> Prompt:
Which lines in the records below contain the word "this"? Copy each one out.

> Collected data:
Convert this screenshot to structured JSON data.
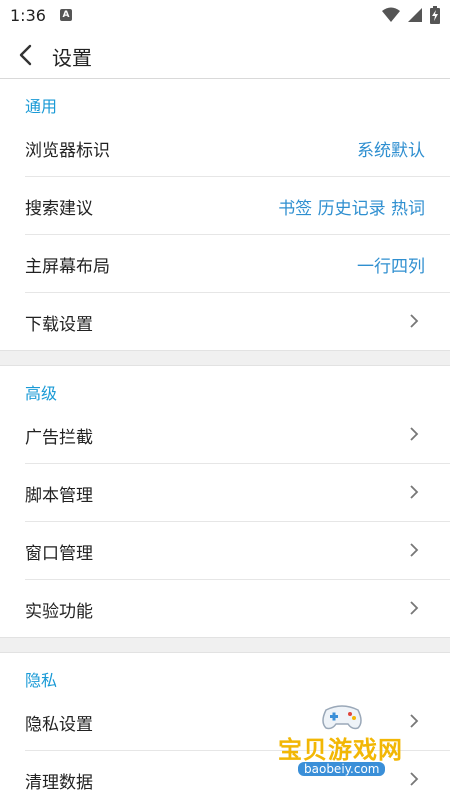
{
  "status_bar": {
    "time": "1:36",
    "notif_letter": "A"
  },
  "header": {
    "title": "设置"
  },
  "sections": [
    {
      "title": "通用",
      "rows": [
        {
          "label": "浏览器标识",
          "value": "系统默认"
        },
        {
          "label": "搜索建议",
          "value": "书签 历史记录 热词"
        },
        {
          "label": "主屏幕布局",
          "value": "一行四列"
        },
        {
          "label": "下载设置",
          "value": ""
        }
      ]
    },
    {
      "title": "高级",
      "rows": [
        {
          "label": "广告拦截"
        },
        {
          "label": "脚本管理"
        },
        {
          "label": "窗口管理"
        },
        {
          "label": "实验功能"
        }
      ]
    },
    {
      "title": "隐私",
      "rows": [
        {
          "label": "隐私设置"
        },
        {
          "label": "清理数据"
        }
      ]
    }
  ],
  "watermark": {
    "text": "宝贝游戏网",
    "url": "baobeiy.com"
  },
  "colors": {
    "accent": "#1a9ad6",
    "value_text": "#2f8fd0",
    "divider": "#e6e6e6"
  }
}
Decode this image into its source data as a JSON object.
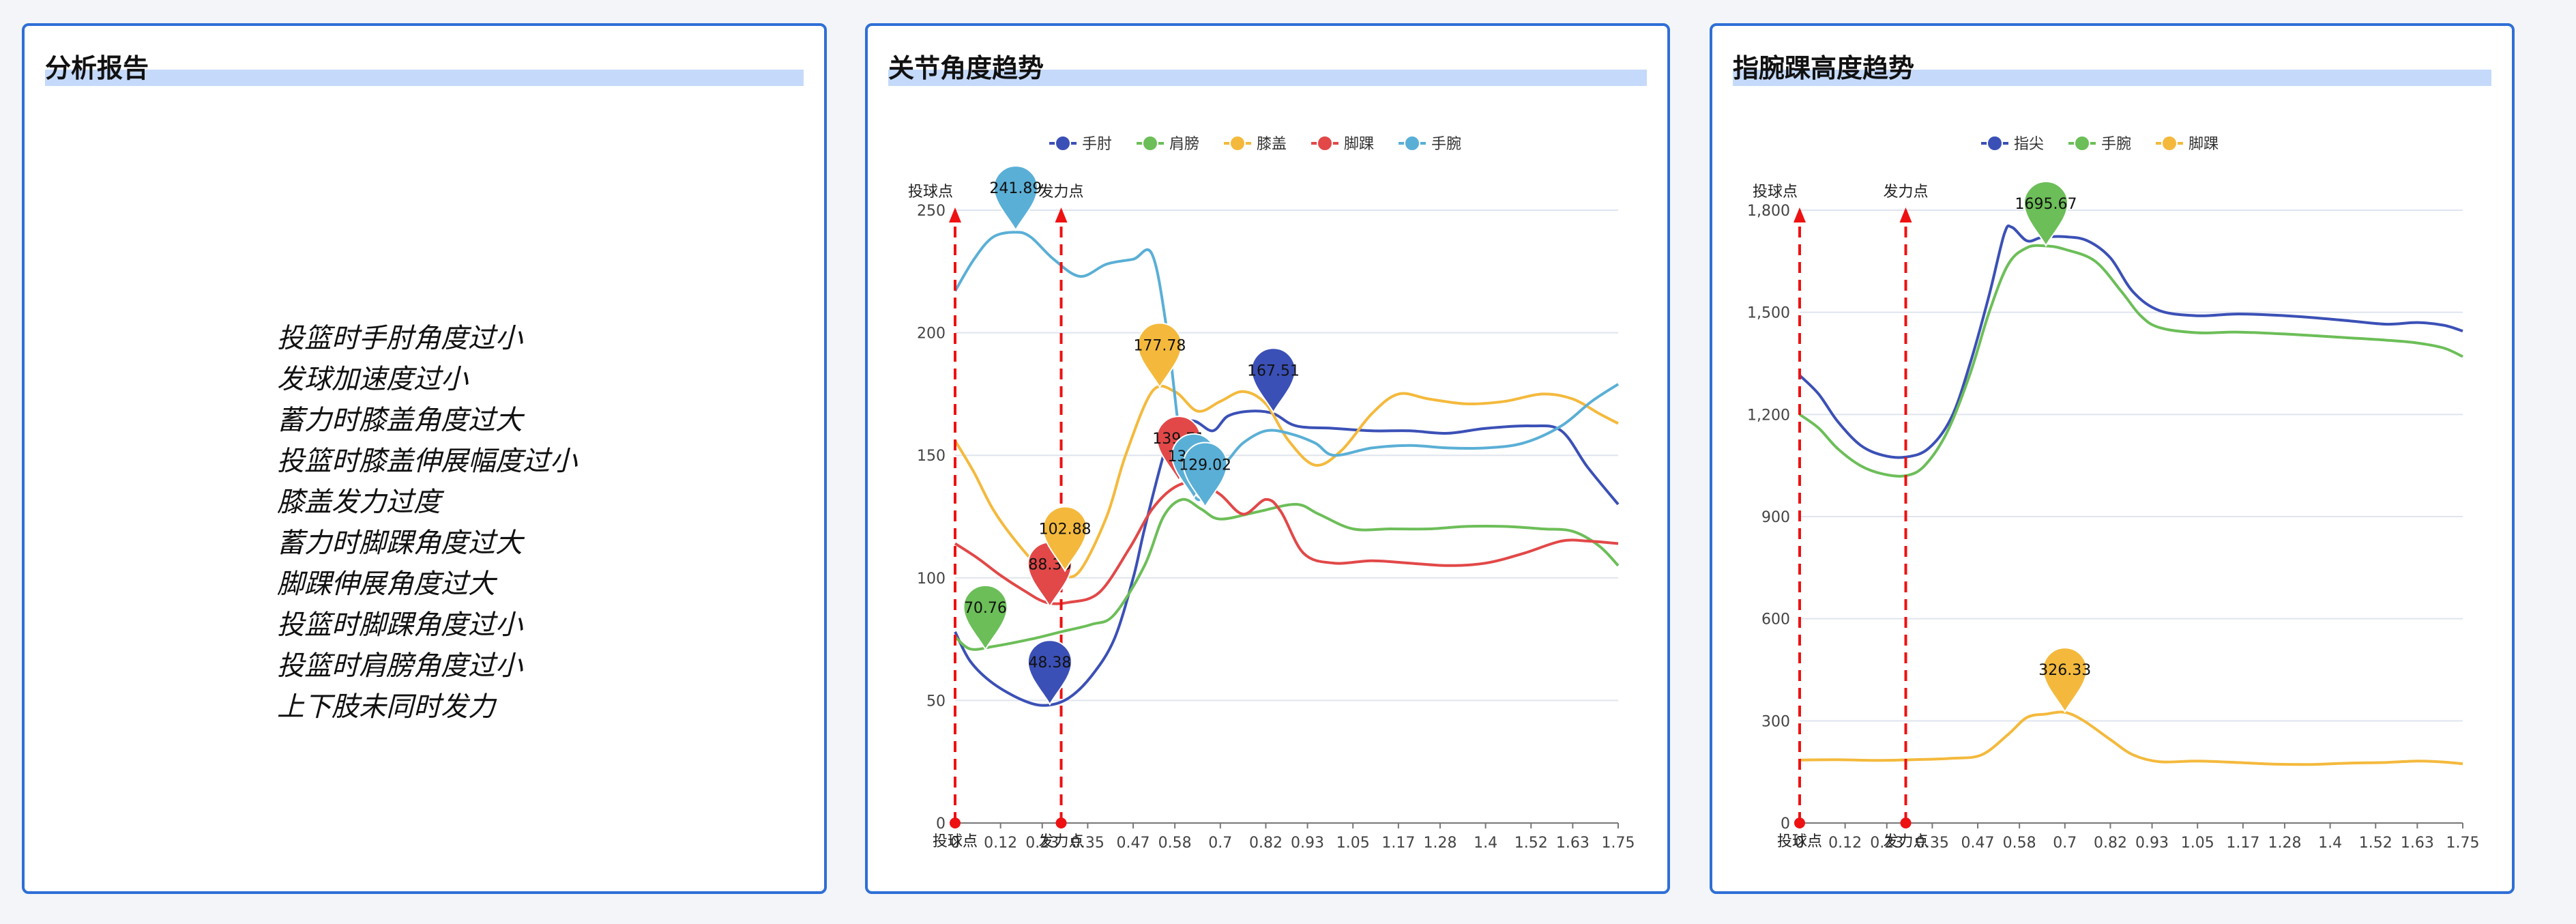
{
  "panels": {
    "report": {
      "title": "分析报告",
      "items": [
        "投篮时手肘角度过小",
        "发球加速度过小",
        "蓄力时膝盖角度过大",
        "投篮时膝盖伸展幅度过小",
        "膝盖发力过度",
        "蓄力时脚踝角度过大",
        "脚踝伸展角度过大",
        "投篮时脚踝角度过小",
        "投篮时肩膀角度过小",
        "上下肢未同时发力"
      ]
    },
    "joint": {
      "title": "关节角度趋势"
    },
    "height": {
      "title": "指腕踝高度趋势"
    }
  },
  "chart_data": [
    {
      "type": "line",
      "title": "关节角度趋势",
      "x": [
        0,
        0.12,
        0.23,
        0.35,
        0.47,
        0.58,
        0.7,
        0.82,
        0.93,
        1.05,
        1.17,
        1.28,
        1.4,
        1.52,
        1.63,
        1.75
      ],
      "x_tick_labels": [
        "0",
        "0.12",
        "0.23",
        "0.35",
        "0.47",
        "0.58",
        "0.7",
        "0.82",
        "0.93",
        "1.05",
        "1.17",
        "1.28",
        "1.4",
        "1.52",
        "1.63",
        "1.75"
      ],
      "xlim": [
        0,
        1.75
      ],
      "ylim": [
        0,
        250
      ],
      "y_ticks": [
        0,
        50,
        100,
        150,
        200,
        250
      ],
      "y_tick_labels": [
        "0",
        "50",
        "100",
        "150",
        "200",
        "250"
      ],
      "legend": "top-center",
      "grid": true,
      "series": [
        {
          "name": "手肘",
          "color": "#3b50b6",
          "points": [
            [
              0,
              78
            ],
            [
              0.04,
              66
            ],
            [
              0.1,
              57
            ],
            [
              0.18,
              50
            ],
            [
              0.24,
              48
            ],
            [
              0.3,
              51
            ],
            [
              0.36,
              60
            ],
            [
              0.42,
              75
            ],
            [
              0.47,
              100
            ],
            [
              0.5,
              120
            ],
            [
              0.55,
              150
            ],
            [
              0.58,
              162
            ],
            [
              0.63,
              164
            ],
            [
              0.68,
              160
            ],
            [
              0.72,
              166
            ],
            [
              0.78,
              168
            ],
            [
              0.84,
              167
            ],
            [
              0.9,
              162
            ],
            [
              1.0,
              161
            ],
            [
              1.1,
              160
            ],
            [
              1.2,
              160
            ],
            [
              1.3,
              159
            ],
            [
              1.4,
              161
            ],
            [
              1.52,
              162
            ],
            [
              1.6,
              160
            ],
            [
              1.67,
              145
            ],
            [
              1.75,
              130
            ]
          ]
        },
        {
          "name": "肩膀",
          "color": "#6cbe58",
          "points": [
            [
              0,
              76
            ],
            [
              0.04,
              71
            ],
            [
              0.1,
              72
            ],
            [
              0.2,
              75
            ],
            [
              0.28,
              78
            ],
            [
              0.36,
              81
            ],
            [
              0.42,
              85
            ],
            [
              0.5,
              105
            ],
            [
              0.55,
              125
            ],
            [
              0.6,
              132
            ],
            [
              0.65,
              128
            ],
            [
              0.7,
              124
            ],
            [
              0.8,
              127
            ],
            [
              0.9,
              130
            ],
            [
              0.96,
              126
            ],
            [
              1.05,
              120
            ],
            [
              1.15,
              120
            ],
            [
              1.25,
              120
            ],
            [
              1.35,
              121
            ],
            [
              1.45,
              121
            ],
            [
              1.55,
              120
            ],
            [
              1.63,
              119
            ],
            [
              1.7,
              113
            ],
            [
              1.75,
              105
            ]
          ]
        },
        {
          "name": "膝盖",
          "color": "#f4b93c",
          "points": [
            [
              0,
              156
            ],
            [
              0.05,
              143
            ],
            [
              0.1,
              128
            ],
            [
              0.16,
              115
            ],
            [
              0.22,
              105
            ],
            [
              0.28,
              101
            ],
            [
              0.33,
              103
            ],
            [
              0.4,
              125
            ],
            [
              0.45,
              150
            ],
            [
              0.52,
              176
            ],
            [
              0.58,
              176
            ],
            [
              0.64,
              168
            ],
            [
              0.7,
              172
            ],
            [
              0.76,
              176
            ],
            [
              0.82,
              171
            ],
            [
              0.88,
              156
            ],
            [
              0.95,
              146
            ],
            [
              1.02,
              152
            ],
            [
              1.1,
              167
            ],
            [
              1.17,
              175
            ],
            [
              1.25,
              173
            ],
            [
              1.35,
              171
            ],
            [
              1.45,
              172
            ],
            [
              1.55,
              175
            ],
            [
              1.63,
              173
            ],
            [
              1.7,
              167
            ],
            [
              1.75,
              163
            ]
          ]
        },
        {
          "name": "脚踝",
          "color": "#e24848",
          "points": [
            [
              0,
              114
            ],
            [
              0.06,
              108
            ],
            [
              0.12,
              101
            ],
            [
              0.18,
              95
            ],
            [
              0.24,
              90
            ],
            [
              0.3,
              90
            ],
            [
              0.38,
              94
            ],
            [
              0.46,
              112
            ],
            [
              0.52,
              128
            ],
            [
              0.58,
              137
            ],
            [
              0.64,
              139
            ],
            [
              0.7,
              134
            ],
            [
              0.76,
              126
            ],
            [
              0.82,
              132
            ],
            [
              0.86,
              127
            ],
            [
              0.92,
              110
            ],
            [
              1.0,
              106
            ],
            [
              1.1,
              107
            ],
            [
              1.2,
              106
            ],
            [
              1.3,
              105
            ],
            [
              1.4,
              106
            ],
            [
              1.5,
              110
            ],
            [
              1.6,
              115
            ],
            [
              1.67,
              115
            ],
            [
              1.75,
              114
            ]
          ]
        },
        {
          "name": "手腕",
          "color": "#5aafd6",
          "points": [
            [
              0,
              217
            ],
            [
              0.05,
              230
            ],
            [
              0.1,
              239
            ],
            [
              0.16,
              241
            ],
            [
              0.2,
              239
            ],
            [
              0.26,
              230
            ],
            [
              0.33,
              223
            ],
            [
              0.4,
              228
            ],
            [
              0.47,
              230
            ],
            [
              0.52,
              232
            ],
            [
              0.56,
              200
            ],
            [
              0.6,
              150
            ],
            [
              0.64,
              132
            ],
            [
              0.68,
              142
            ],
            [
              0.72,
              148
            ],
            [
              0.76,
              155
            ],
            [
              0.82,
              160
            ],
            [
              0.88,
              159
            ],
            [
              0.95,
              155
            ],
            [
              1.0,
              150
            ],
            [
              1.1,
              153
            ],
            [
              1.2,
              154
            ],
            [
              1.3,
              153
            ],
            [
              1.4,
              153
            ],
            [
              1.5,
              155
            ],
            [
              1.6,
              162
            ],
            [
              1.68,
              172
            ],
            [
              1.75,
              179
            ]
          ]
        }
      ],
      "pins": [
        {
          "series": 4,
          "x": 0.16,
          "y": 241.89,
          "label": "241.89"
        },
        {
          "series": 1,
          "x": 0.08,
          "y": 70.76,
          "label": "70.76"
        },
        {
          "series": 3,
          "x": 0.25,
          "y": 88.36,
          "label": "88.36"
        },
        {
          "series": 0,
          "x": 0.25,
          "y": 48.38,
          "label": "48.38"
        },
        {
          "series": 2,
          "x": 0.29,
          "y": 102.88,
          "label": "102.88"
        },
        {
          "series": 2,
          "x": 0.54,
          "y": 177.78,
          "label": "177.78"
        },
        {
          "series": 0,
          "x": 0.84,
          "y": 167.51,
          "label": "167.51"
        },
        {
          "series": 3,
          "x": 0.59,
          "y": 139.71,
          "label": "139.71"
        },
        {
          "series": 4,
          "x": 0.63,
          "y": 132.55,
          "label": "132.55"
        },
        {
          "series": 4,
          "x": 0.66,
          "y": 129.02,
          "label": "129.02"
        }
      ],
      "markers": [
        {
          "x": 0,
          "label": "投球点"
        },
        {
          "x": 0.28,
          "label": "发力点"
        }
      ]
    },
    {
      "type": "line",
      "title": "指腕踝高度趋势",
      "x": [
        0,
        0.12,
        0.23,
        0.35,
        0.47,
        0.58,
        0.7,
        0.82,
        0.93,
        1.05,
        1.17,
        1.28,
        1.4,
        1.52,
        1.63,
        1.75
      ],
      "x_tick_labels": [
        "0",
        "0.12",
        "0.23",
        "0.35",
        "0.47",
        "0.58",
        "0.7",
        "0.82",
        "0.93",
        "1.05",
        "1.17",
        "1.28",
        "1.4",
        "1.52",
        "1.63",
        "1.75"
      ],
      "xlim": [
        0,
        1.75
      ],
      "ylim": [
        0,
        1800
      ],
      "y_ticks": [
        0,
        300,
        600,
        900,
        1200,
        1500,
        1800
      ],
      "y_tick_labels": [
        "0",
        "300",
        "600",
        "900",
        "1,200",
        "1,500",
        "1,800"
      ],
      "legend": "top-center",
      "grid": true,
      "series": [
        {
          "name": "指尖",
          "color": "#3b50b6",
          "points": [
            [
              0,
              1315
            ],
            [
              0.05,
              1260
            ],
            [
              0.1,
              1180
            ],
            [
              0.16,
              1110
            ],
            [
              0.22,
              1080
            ],
            [
              0.28,
              1075
            ],
            [
              0.34,
              1100
            ],
            [
              0.4,
              1190
            ],
            [
              0.45,
              1350
            ],
            [
              0.5,
              1550
            ],
            [
              0.54,
              1730
            ],
            [
              0.56,
              1750
            ],
            [
              0.6,
              1710
            ],
            [
              0.64,
              1720
            ],
            [
              0.7,
              1722
            ],
            [
              0.76,
              1710
            ],
            [
              0.82,
              1660
            ],
            [
              0.88,
              1560
            ],
            [
              0.95,
              1505
            ],
            [
              1.05,
              1490
            ],
            [
              1.15,
              1495
            ],
            [
              1.25,
              1492
            ],
            [
              1.35,
              1485
            ],
            [
              1.45,
              1475
            ],
            [
              1.55,
              1465
            ],
            [
              1.63,
              1470
            ],
            [
              1.7,
              1462
            ],
            [
              1.75,
              1445
            ]
          ]
        },
        {
          "name": "手腕",
          "color": "#6cbe58",
          "points": [
            [
              0,
              1200
            ],
            [
              0.05,
              1160
            ],
            [
              0.1,
              1100
            ],
            [
              0.16,
              1050
            ],
            [
              0.22,
              1025
            ],
            [
              0.28,
              1020
            ],
            [
              0.33,
              1050
            ],
            [
              0.39,
              1150
            ],
            [
              0.45,
              1320
            ],
            [
              0.5,
              1500
            ],
            [
              0.55,
              1640
            ],
            [
              0.6,
              1690
            ],
            [
              0.65,
              1695
            ],
            [
              0.7,
              1685
            ],
            [
              0.78,
              1650
            ],
            [
              0.85,
              1560
            ],
            [
              0.9,
              1490
            ],
            [
              0.95,
              1455
            ],
            [
              1.05,
              1440
            ],
            [
              1.15,
              1442
            ],
            [
              1.25,
              1438
            ],
            [
              1.35,
              1432
            ],
            [
              1.45,
              1425
            ],
            [
              1.55,
              1418
            ],
            [
              1.63,
              1410
            ],
            [
              1.7,
              1395
            ],
            [
              1.75,
              1370
            ]
          ]
        },
        {
          "name": "脚踝",
          "color": "#f4b93c",
          "points": [
            [
              0,
              185
            ],
            [
              0.1,
              186
            ],
            [
              0.2,
              184
            ],
            [
              0.3,
              186
            ],
            [
              0.4,
              190
            ],
            [
              0.48,
              200
            ],
            [
              0.55,
              260
            ],
            [
              0.6,
              310
            ],
            [
              0.65,
              320
            ],
            [
              0.7,
              325
            ],
            [
              0.75,
              300
            ],
            [
              0.82,
              245
            ],
            [
              0.88,
              200
            ],
            [
              0.95,
              180
            ],
            [
              1.05,
              182
            ],
            [
              1.15,
              178
            ],
            [
              1.25,
              173
            ],
            [
              1.35,
              172
            ],
            [
              1.45,
              176
            ],
            [
              1.55,
              178
            ],
            [
              1.63,
              182
            ],
            [
              1.7,
              179
            ],
            [
              1.75,
              174
            ]
          ]
        }
      ],
      "pins": [
        {
          "series": 1,
          "x": 0.65,
          "y": 1695.67,
          "label": "1695.67"
        },
        {
          "series": 2,
          "x": 0.7,
          "y": 326.33,
          "label": "326.33"
        }
      ],
      "markers": [
        {
          "x": 0,
          "label": "投球点"
        },
        {
          "x": 0.28,
          "label": "发力点"
        }
      ]
    }
  ]
}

> Task result:
Convert this screenshot to structured JSON data.
Decode this image into its source data as a JSON object.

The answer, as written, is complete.